◆ **Set task**
Present each line of the data below as a numbered list, skipping any blank lines and omitting the pictures from your answer.

◆ **Dataset rows**
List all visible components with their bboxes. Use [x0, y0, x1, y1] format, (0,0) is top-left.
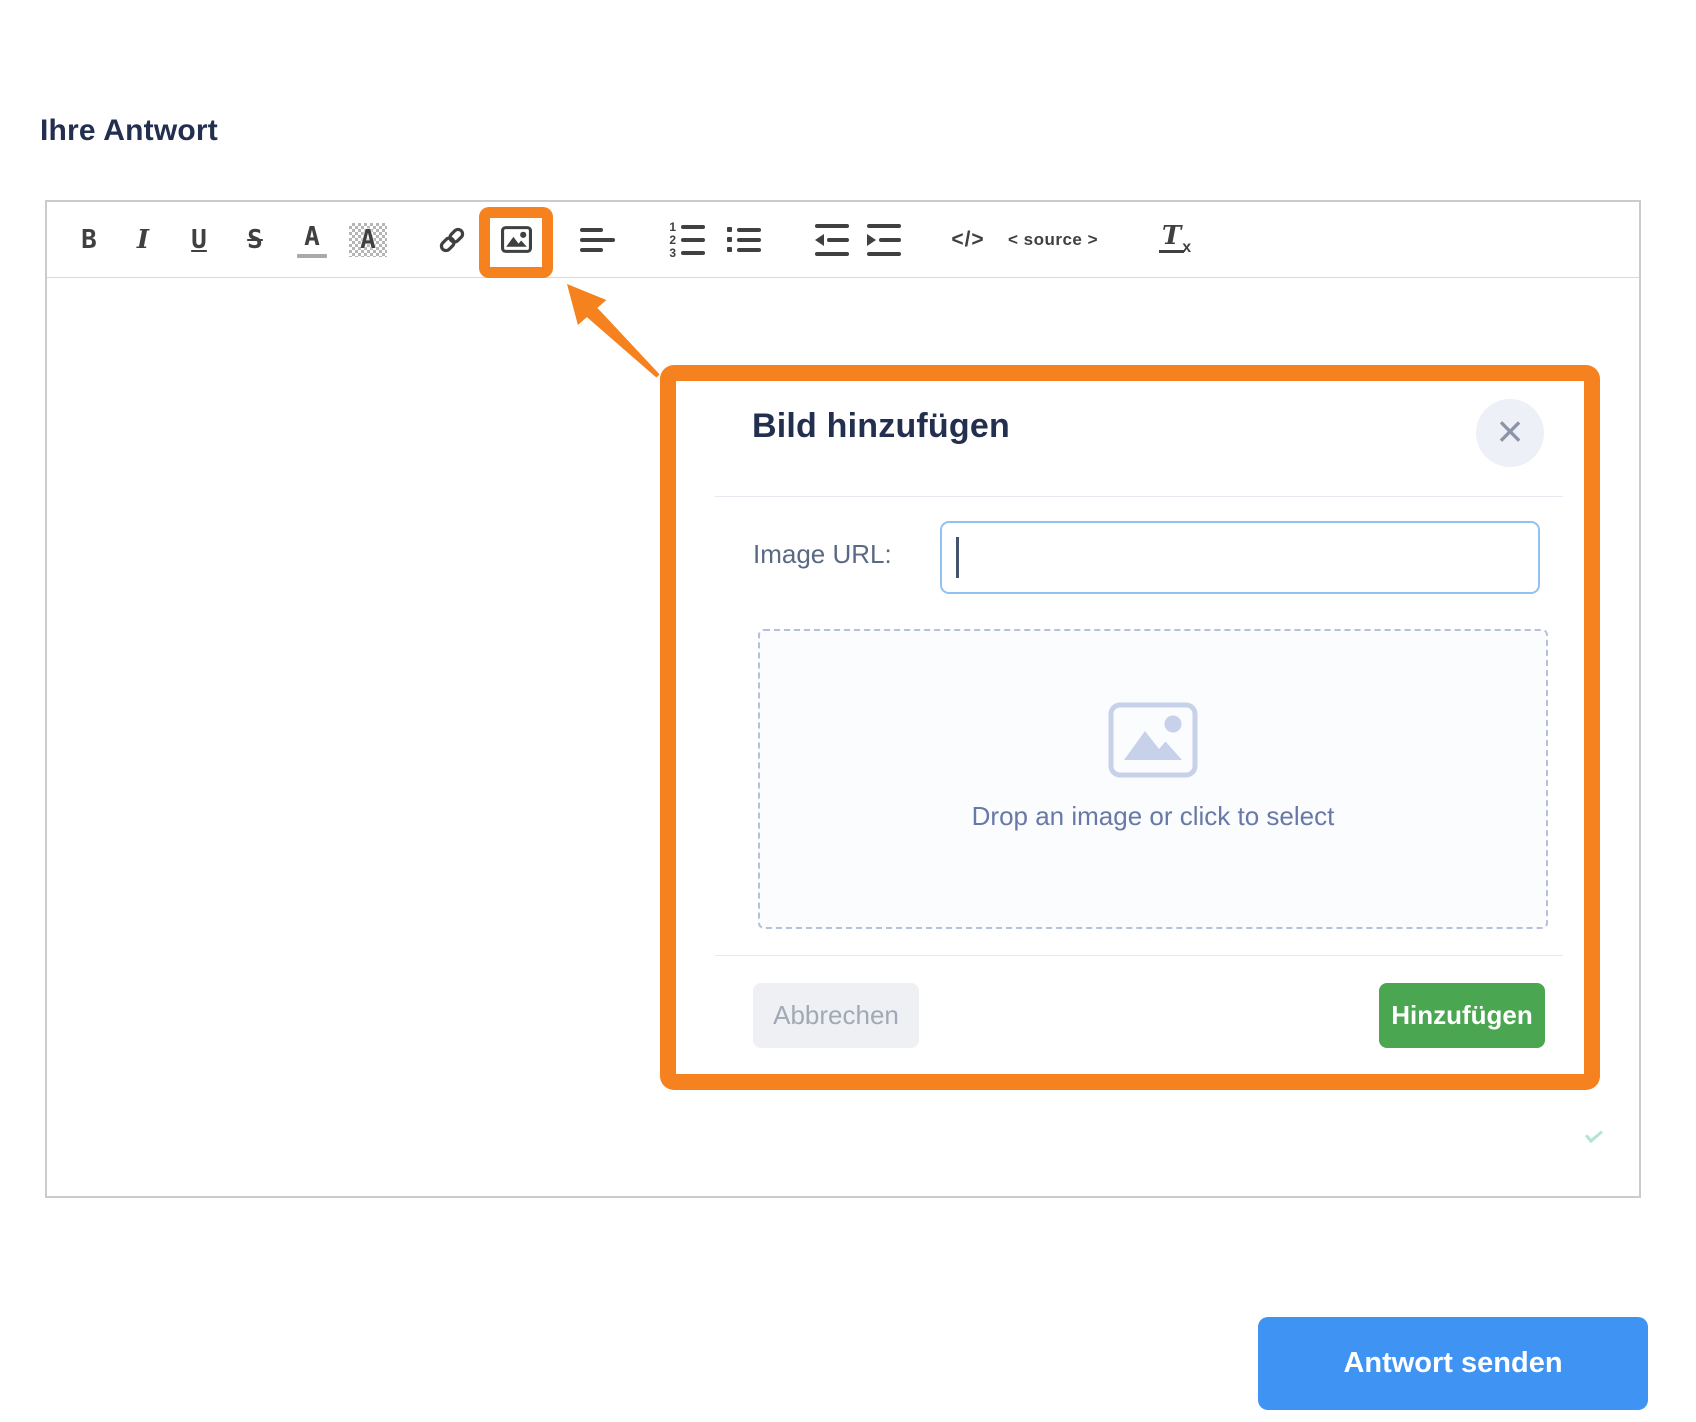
bold-icon: B [81, 224, 97, 255]
dropzone-text: Drop an image or click to select [971, 801, 1335, 831]
code-icon: </> [951, 227, 985, 251]
image-url-input[interactable] [940, 521, 1540, 594]
background-color-button[interactable]: A [346, 202, 390, 277]
outdent-icon [815, 223, 849, 256]
image-placeholder-icon [1108, 702, 1198, 778]
unordered-list-icon [727, 227, 761, 252]
page-title: Ihre Antwort [40, 114, 218, 147]
italic-icon: I [136, 224, 150, 255]
font-color-icon: A [297, 222, 327, 258]
text-caret [956, 537, 959, 578]
unordered-list-button[interactable] [720, 202, 768, 277]
clear-formatting-button[interactable]: T x [1151, 202, 1199, 277]
italic-button[interactable]: I [121, 202, 165, 277]
link-button[interactable] [430, 202, 474, 277]
source-button[interactable]: < source > [998, 202, 1108, 277]
cancel-button[interactable]: Abbrechen [753, 983, 919, 1048]
indent-icon [867, 223, 901, 256]
close-icon: × [1496, 405, 1524, 457]
align-button[interactable] [575, 202, 619, 277]
modal-title: Bild hinzufügen [752, 407, 1010, 445]
outdent-button[interactable] [808, 202, 856, 277]
ordered-list-icon: 1 2 3 [665, 221, 705, 259]
modal-header-divider [715, 496, 1563, 497]
font-color-button[interactable]: A [290, 202, 334, 277]
strikethrough-button[interactable]: S [233, 202, 277, 277]
underline-button[interactable]: U [177, 202, 221, 277]
close-button[interactable]: × [1476, 399, 1544, 467]
ordered-list-button[interactable]: 1 2 3 [661, 202, 709, 277]
strikethrough-icon: S [247, 224, 263, 255]
page: Ihre Antwort B I U S A A 1 2 3 </> < sou… [0, 0, 1696, 1422]
send-answer-button[interactable]: Antwort senden [1258, 1317, 1648, 1410]
align-icon [579, 227, 615, 252]
link-icon [439, 227, 465, 252]
image-url-label: Image URL: [753, 539, 892, 569]
source-label: < source > [1007, 229, 1099, 249]
code-button[interactable]: </> [940, 202, 996, 277]
image-button-highlight [479, 207, 553, 278]
modal-footer-divider [715, 955, 1563, 956]
underline-icon: U [191, 224, 207, 255]
clear-formatting-icon: T x [1158, 223, 1191, 257]
indent-button[interactable] [860, 202, 908, 277]
editor-toolbar: B I U S A A 1 2 3 </> < source > T x [47, 202, 1639, 278]
add-image-modal: Bild hinzufügen × Image URL: Drop an ima… [660, 365, 1600, 1090]
image-dropzone[interactable]: Drop an image or click to select [758, 629, 1548, 929]
background-color-icon: A [349, 222, 387, 257]
bold-button[interactable]: B [67, 202, 111, 277]
add-button[interactable]: Hinzufügen [1379, 983, 1545, 1048]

◆ **Answer to the task**
1. List all visible components with their bboxes. Use [x0, y0, x1, y1] format, (0,0) is top-left.
2. bold-icon: B [81, 224, 97, 255]
3. dropzone-text: Drop an image or click to select [971, 801, 1335, 831]
4. code-icon: </> [951, 227, 985, 251]
5. image-url-input[interactable] [940, 521, 1540, 594]
6. background-color-button[interactable]: A [346, 202, 390, 277]
7. outdent-icon [815, 223, 849, 256]
8. image-placeholder-icon [1108, 702, 1198, 778]
9. unordered-list-icon [727, 227, 761, 252]
10. page-title: Ihre Antwort [40, 114, 218, 147]
11. italic-icon: I [136, 224, 150, 255]
12. font-color-icon: A [297, 222, 327, 258]
13. text-caret [956, 537, 959, 578]
14. unordered-list-button[interactable] [720, 202, 768, 277]
15. clear-formatting-button[interactable]: T x [1151, 202, 1199, 277]
16. italic-button[interactable]: I [121, 202, 165, 277]
17. link-button[interactable] [430, 202, 474, 277]
18. source-button[interactable]: < source > [998, 202, 1108, 277]
19. cancel-button[interactable]: Abbrechen [753, 983, 919, 1048]
20. indent-icon [867, 223, 901, 256]
21. close-icon: × [1496, 405, 1524, 457]
22. align-button[interactable] [575, 202, 619, 277]
23. modal-title: Bild hinzufügen [752, 407, 1010, 445]
24. outdent-button[interactable] [808, 202, 856, 277]
25. ordered-list-icon: 1 2 3 [665, 221, 705, 259]
26. modal-header-divider [715, 496, 1563, 497]
27. font-color-button[interactable]: A [290, 202, 334, 277]
28. strikethrough-button[interactable]: S [233, 202, 277, 277]
29. underline-button[interactable]: U [177, 202, 221, 277]
30. close-button[interactable]: × [1476, 399, 1544, 467]
31. ordered-list-button[interactable]: 1 2 3 [661, 202, 709, 277]
32. strikethrough-icon: S [247, 224, 263, 255]
33. page: Ihre Antwort B I U S A A 1 2 3 </> < sou… [0, 0, 1696, 1422]
34. send-answer-button[interactable]: Antwort senden [1258, 1317, 1648, 1410]
35. align-icon [579, 227, 615, 252]
36. link-icon [439, 227, 465, 252]
37. image-url-label: Image URL: [753, 539, 892, 569]
38. source-label: < source > [1007, 229, 1099, 249]
39. code-button[interactable]: </> [940, 202, 996, 277]
40. image-button-highlight [479, 207, 553, 278]
41. modal-footer-divider [715, 955, 1563, 956]
42. underline-icon: U [191, 224, 207, 255]
43. clear-formatting-icon: T x [1158, 223, 1191, 257]
44. indent-button[interactable] [860, 202, 908, 277]
45. editor-toolbar: B I U S A A 1 2 3 </> < source > T x [47, 202, 1639, 278]
46. add-image-modal: Bild hinzufügen × Image URL: Drop an ima… [660, 365, 1600, 1090]
47. image-dropzone[interactable]: Drop an image or click to select [758, 629, 1548, 929]
48. background-color-icon: A [349, 222, 387, 257]
49. bold-button[interactable]: B [67, 202, 111, 277]
50. add-button[interactable]: Hinzufügen [1379, 983, 1545, 1048]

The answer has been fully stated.